(Collected data)
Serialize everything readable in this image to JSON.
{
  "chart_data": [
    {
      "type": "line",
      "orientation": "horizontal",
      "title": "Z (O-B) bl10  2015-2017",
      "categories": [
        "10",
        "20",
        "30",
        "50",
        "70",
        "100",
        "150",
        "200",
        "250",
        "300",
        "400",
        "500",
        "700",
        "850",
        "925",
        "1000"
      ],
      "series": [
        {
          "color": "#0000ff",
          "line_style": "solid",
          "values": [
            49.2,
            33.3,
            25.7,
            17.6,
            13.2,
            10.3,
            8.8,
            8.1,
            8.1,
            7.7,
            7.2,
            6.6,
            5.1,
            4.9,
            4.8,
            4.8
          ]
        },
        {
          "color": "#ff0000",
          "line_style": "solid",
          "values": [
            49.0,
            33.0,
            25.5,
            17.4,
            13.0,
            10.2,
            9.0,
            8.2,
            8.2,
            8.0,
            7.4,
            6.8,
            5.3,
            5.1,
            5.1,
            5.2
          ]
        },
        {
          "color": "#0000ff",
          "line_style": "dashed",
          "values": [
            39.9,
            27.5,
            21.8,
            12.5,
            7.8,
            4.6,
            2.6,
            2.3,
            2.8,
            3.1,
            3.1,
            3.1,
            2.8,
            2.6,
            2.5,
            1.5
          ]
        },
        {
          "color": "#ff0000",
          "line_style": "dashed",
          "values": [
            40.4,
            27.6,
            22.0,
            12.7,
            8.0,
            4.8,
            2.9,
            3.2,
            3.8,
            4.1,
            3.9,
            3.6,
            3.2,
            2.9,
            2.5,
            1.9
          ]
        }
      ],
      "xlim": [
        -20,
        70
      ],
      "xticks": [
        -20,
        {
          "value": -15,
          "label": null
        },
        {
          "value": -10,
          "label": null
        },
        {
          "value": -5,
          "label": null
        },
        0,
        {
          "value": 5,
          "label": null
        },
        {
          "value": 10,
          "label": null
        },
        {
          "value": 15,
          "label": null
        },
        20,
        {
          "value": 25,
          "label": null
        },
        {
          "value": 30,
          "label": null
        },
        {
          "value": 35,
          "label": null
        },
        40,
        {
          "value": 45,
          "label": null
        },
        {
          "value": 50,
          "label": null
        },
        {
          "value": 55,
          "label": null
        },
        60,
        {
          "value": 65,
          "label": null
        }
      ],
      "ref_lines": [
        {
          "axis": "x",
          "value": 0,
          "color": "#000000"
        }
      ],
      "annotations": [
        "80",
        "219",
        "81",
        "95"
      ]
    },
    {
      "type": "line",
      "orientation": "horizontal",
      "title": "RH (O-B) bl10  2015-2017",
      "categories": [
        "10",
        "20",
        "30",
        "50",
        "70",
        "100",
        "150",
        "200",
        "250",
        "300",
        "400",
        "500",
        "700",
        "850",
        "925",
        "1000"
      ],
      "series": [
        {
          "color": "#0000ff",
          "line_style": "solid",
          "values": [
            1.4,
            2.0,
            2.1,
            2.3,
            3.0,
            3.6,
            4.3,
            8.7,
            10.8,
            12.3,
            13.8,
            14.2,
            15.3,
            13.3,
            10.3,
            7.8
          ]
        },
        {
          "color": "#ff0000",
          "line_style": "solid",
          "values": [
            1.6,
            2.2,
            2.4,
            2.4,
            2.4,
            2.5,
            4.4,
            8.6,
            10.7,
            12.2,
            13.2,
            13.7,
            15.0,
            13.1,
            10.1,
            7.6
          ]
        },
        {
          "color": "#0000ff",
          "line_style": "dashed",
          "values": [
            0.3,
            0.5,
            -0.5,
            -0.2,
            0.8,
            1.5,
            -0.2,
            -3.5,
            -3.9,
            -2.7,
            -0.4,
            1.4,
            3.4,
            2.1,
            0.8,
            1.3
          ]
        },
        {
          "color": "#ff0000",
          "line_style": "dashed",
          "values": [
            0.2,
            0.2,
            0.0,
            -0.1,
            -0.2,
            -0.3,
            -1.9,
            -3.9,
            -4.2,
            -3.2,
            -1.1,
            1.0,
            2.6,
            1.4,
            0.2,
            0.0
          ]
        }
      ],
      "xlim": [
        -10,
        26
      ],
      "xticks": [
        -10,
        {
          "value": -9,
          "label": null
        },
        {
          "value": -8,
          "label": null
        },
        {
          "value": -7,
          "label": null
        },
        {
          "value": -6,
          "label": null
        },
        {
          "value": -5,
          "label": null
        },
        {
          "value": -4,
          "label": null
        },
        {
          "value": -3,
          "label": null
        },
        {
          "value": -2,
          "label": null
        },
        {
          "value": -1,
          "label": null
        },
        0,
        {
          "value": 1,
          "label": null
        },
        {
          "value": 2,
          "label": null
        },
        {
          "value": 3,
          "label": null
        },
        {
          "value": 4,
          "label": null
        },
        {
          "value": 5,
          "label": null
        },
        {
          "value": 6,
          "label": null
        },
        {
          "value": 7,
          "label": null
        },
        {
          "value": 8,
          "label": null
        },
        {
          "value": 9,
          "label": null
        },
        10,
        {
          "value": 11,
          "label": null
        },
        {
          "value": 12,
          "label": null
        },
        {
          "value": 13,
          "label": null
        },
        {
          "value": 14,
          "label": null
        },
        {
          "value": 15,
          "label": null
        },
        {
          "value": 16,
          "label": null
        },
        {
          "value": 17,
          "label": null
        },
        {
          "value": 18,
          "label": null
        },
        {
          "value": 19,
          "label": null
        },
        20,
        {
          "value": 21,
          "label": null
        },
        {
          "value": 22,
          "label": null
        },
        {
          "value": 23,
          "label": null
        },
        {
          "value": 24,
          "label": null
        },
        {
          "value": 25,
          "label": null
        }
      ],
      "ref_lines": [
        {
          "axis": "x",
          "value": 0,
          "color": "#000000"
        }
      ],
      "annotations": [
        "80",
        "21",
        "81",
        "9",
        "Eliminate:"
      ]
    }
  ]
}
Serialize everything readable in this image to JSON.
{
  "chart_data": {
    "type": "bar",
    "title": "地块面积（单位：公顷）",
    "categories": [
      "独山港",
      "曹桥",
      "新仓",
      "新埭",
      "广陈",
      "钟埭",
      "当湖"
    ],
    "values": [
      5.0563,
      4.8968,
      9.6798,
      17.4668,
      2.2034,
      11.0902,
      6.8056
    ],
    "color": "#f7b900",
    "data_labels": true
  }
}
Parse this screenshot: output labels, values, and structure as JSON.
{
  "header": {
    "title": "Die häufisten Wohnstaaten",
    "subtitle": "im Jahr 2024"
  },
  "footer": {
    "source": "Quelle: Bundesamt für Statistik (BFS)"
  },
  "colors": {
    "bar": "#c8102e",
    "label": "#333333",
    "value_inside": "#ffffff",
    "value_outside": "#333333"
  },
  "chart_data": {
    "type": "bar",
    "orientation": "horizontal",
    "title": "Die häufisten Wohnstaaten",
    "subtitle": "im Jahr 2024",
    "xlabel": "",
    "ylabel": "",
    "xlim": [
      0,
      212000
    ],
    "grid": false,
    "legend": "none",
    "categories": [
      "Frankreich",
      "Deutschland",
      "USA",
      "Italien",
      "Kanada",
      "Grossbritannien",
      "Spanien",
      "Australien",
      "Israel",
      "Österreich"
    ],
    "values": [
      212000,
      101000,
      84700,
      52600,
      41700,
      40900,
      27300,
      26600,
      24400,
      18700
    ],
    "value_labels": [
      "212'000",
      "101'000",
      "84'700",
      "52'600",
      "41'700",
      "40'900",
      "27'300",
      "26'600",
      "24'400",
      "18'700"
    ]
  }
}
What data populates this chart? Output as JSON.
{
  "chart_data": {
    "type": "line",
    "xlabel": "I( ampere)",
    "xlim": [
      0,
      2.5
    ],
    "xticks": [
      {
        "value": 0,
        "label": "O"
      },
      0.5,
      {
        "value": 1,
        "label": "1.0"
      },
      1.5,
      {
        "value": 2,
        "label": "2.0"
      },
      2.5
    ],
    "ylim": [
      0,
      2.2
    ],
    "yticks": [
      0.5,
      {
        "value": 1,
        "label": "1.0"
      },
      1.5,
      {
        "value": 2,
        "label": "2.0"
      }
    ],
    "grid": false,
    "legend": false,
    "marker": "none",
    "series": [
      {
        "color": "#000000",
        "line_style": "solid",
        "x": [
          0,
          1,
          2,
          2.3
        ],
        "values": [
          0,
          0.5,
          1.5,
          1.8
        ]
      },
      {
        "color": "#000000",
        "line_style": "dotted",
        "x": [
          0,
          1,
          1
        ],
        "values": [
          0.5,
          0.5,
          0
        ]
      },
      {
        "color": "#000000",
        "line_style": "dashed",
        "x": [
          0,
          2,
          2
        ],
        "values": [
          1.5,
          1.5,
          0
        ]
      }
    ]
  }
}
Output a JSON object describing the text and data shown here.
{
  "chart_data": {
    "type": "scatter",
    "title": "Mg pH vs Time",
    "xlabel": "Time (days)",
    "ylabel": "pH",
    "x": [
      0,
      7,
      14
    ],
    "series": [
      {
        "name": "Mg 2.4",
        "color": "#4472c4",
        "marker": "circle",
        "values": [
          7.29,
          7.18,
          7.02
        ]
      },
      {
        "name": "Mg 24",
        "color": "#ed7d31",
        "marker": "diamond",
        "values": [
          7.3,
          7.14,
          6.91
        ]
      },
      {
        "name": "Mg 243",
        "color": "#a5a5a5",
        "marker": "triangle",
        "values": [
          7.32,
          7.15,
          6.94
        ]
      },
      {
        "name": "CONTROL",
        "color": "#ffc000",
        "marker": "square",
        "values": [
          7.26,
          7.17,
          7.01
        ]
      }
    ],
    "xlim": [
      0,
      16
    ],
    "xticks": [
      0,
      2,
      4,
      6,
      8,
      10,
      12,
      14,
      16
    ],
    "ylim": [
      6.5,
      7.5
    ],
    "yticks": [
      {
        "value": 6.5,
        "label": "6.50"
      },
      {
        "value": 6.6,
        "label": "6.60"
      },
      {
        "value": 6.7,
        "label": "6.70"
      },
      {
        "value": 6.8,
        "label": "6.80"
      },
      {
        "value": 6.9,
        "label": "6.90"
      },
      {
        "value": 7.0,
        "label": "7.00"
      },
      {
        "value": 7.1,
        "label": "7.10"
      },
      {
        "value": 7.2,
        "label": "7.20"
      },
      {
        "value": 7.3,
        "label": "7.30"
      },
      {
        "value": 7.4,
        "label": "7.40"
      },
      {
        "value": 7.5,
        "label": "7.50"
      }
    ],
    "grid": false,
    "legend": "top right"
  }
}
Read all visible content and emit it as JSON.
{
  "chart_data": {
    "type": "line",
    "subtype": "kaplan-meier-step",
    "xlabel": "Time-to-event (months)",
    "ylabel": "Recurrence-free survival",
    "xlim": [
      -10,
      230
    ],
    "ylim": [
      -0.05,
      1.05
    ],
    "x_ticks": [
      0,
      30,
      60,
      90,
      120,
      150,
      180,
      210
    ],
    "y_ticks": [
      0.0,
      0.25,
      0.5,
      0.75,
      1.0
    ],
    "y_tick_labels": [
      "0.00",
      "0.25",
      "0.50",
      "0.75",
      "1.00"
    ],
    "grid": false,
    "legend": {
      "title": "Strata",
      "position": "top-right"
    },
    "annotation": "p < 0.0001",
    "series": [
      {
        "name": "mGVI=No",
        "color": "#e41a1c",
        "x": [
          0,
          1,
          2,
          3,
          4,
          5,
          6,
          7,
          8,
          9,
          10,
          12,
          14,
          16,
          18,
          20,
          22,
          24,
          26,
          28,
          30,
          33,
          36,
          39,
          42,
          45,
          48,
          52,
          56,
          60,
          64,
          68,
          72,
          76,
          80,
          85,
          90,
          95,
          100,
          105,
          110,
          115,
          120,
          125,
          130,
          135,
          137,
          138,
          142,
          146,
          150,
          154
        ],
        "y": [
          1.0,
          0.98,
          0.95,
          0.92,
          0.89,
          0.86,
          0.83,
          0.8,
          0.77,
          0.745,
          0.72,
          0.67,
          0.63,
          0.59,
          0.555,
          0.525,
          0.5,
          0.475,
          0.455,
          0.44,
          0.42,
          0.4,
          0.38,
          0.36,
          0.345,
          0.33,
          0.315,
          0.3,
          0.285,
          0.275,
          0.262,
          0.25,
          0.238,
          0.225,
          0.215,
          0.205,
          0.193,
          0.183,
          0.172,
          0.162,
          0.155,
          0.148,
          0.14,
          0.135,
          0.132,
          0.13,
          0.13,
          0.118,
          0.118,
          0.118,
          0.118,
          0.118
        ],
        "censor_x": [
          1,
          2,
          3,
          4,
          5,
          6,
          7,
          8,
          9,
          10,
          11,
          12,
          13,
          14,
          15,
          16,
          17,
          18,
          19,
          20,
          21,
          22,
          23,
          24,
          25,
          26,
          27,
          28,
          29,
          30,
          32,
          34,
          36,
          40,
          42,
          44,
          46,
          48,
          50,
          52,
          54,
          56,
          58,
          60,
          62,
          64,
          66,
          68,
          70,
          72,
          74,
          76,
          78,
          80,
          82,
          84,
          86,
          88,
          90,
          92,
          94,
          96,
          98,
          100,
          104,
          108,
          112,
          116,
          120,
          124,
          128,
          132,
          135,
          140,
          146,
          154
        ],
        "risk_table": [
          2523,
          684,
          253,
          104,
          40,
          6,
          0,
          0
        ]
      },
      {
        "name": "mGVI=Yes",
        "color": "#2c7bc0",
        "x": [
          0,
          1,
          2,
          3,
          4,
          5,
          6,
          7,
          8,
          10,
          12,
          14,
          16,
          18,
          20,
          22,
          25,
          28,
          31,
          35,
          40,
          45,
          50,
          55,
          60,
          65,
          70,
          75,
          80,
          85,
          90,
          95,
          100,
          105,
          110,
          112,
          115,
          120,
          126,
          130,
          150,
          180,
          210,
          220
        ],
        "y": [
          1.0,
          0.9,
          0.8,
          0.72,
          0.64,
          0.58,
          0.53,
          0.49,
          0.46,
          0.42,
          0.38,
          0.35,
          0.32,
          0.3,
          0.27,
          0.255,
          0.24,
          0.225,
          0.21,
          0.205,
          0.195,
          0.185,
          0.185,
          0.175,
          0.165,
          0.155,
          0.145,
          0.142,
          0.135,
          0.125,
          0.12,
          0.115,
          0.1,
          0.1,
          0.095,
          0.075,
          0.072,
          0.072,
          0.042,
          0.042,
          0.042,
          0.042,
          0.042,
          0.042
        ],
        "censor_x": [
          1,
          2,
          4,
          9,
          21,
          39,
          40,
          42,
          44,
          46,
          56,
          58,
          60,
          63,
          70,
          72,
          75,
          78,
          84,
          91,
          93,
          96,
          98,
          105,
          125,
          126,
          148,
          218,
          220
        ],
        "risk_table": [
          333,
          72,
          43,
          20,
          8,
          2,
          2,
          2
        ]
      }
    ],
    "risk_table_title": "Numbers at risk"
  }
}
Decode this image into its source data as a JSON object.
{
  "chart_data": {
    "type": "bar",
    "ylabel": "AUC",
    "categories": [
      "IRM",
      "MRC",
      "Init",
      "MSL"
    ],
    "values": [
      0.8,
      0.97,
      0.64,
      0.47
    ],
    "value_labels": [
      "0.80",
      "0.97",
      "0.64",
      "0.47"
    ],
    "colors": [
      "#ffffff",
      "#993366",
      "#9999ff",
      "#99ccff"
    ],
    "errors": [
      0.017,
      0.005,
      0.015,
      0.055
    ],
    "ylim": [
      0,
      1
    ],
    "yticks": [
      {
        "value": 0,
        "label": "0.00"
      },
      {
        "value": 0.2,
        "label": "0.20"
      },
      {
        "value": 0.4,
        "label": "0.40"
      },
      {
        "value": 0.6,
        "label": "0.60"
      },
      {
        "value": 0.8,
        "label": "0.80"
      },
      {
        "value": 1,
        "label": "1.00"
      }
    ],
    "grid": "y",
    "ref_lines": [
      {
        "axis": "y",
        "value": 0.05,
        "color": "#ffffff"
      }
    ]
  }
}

[To do]: Only the number should be given: how many lines of the data contain the word "Jahr"?

[Worked answer]: 2